* Begin *

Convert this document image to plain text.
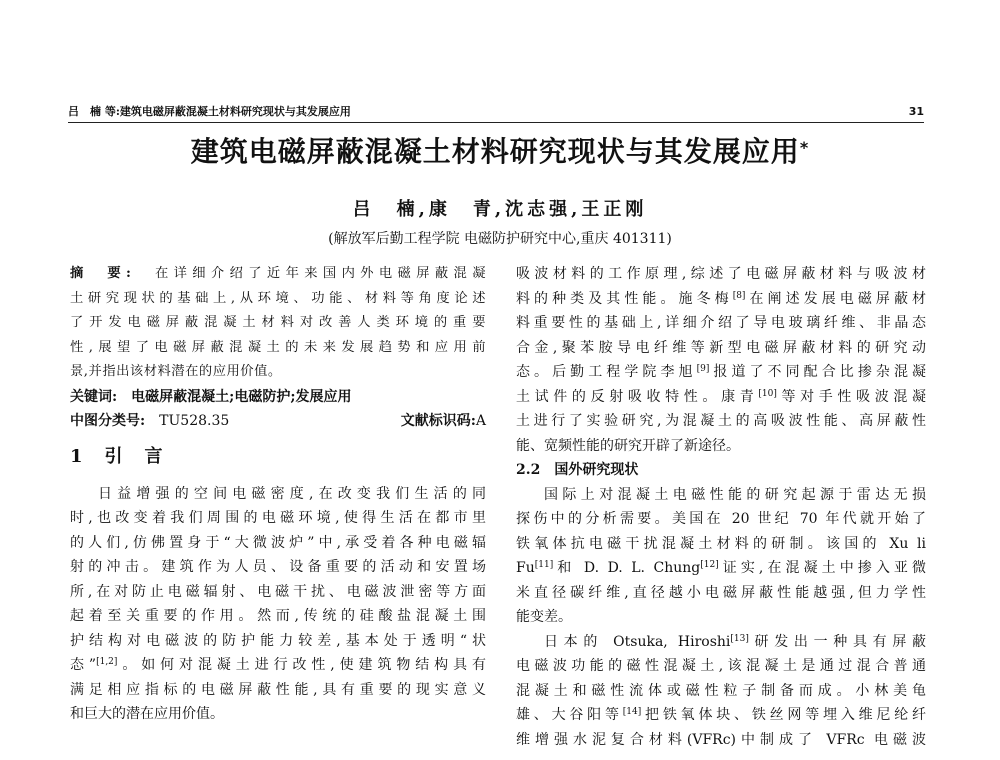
吕　楠 等:建筑电磁屏蔽混凝土材料研究现状与其发展应用	31
建筑电磁屏蔽混凝土材料研究现状与其发展应用*
吕　楠,康　青,沈志强,王正刚
(解放军后勤工程学院 电磁防护研究中心,重庆 401311)
摘　要:　 在详细介绍了近年来国内外电磁屏蔽混凝
土研究现状的基础上,从环境、功能、材料等角度论述
了开发电磁屏蔽混凝土材料对改善人类环境的重要
性,展望了电磁屏蔽混凝土的未来发展趋势和应用前
景,并指出该材料潜在的应用价值。
关键词:　 电磁屏蔽混凝土;电磁防护;发展应用
中图分类号:　 TU528.35	文献标识码:A
1　引　言
日益增强的空间电磁密度,在改变我们生活的同
时,也改变着我们周围的电磁环境,使得生活在都市里
的人们,仿佛置身于“大微波炉”中,承受着各种电磁辐
射的冲击。建筑作为人员、设备重要的活动和安置场
所,在对防止电磁辐射、电磁干扰、电磁波泄密等方面
起着至关重要的作用。然而,传统的硅酸盐混凝土围
护结构对电磁波的防护能力较差,基本处于透明“状
态”[1,2]。如何对混凝土进行改性,使建筑物结构具有
满足相应指标的电磁屏蔽性能,具有重要的现实意义
和巨大的潜在应用价值。
吸波材料的工作原理,综述了电磁屏蔽材料与吸波材
料的种类及其性能。施冬梅[8]在阐述发展电磁屏蔽材
料重要性的基础上,详细介绍了导电玻璃纤维、非晶态
合金,聚苯胺导电纤维等新型电磁屏蔽材料的研究动
态。后勤工程学院李旭[9]报道了不同配合比掺杂混凝
土试件的反射吸收特性。康青[10]等对手性吸波混凝
土进行了实验研究,为混凝土的高吸波性能、高屏蔽性
能、宽频性能的研究开辟了新途径。
2.2　国外研究现状
国际上对混凝土电磁性能的研究起源于雷达无损
探伤中的分析需要。美国在 20 世纪 70 年代就开始了
铁氧体抗电磁干扰混凝土材料的研制。该国的 Xu li
Fu[11]和 D. D. L. Chung[12]证实,在混凝土中掺入亚微
米直径碳纤维,直径越小电磁屏蔽性能越强,但力学性
能变差。
日本的 Otsuka, Hiroshi[13]研发出一种具有屏蔽
电磁波功能的磁性混凝土,该混凝土是通过混合普通
混凝土和磁性流体或磁性粒子制备而成。小林美龟
雄、大谷阳等[14]把铁氧体块、铁丝网等埋入维尼纶纤
维增强水泥复合材料(VFRc)中制成了 VFRc 电磁波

* End *

• **What you need to do**
Copy every line of the entries above in which "建筑电磁屏蔽混凝土材料研究现状与其发展应用" occurs.

• **The completed task**
吕　楠 等:建筑电磁屏蔽混凝土材料研究现状与其发展应用	31
建筑电磁屏蔽混凝土材料研究现状与其发展应用*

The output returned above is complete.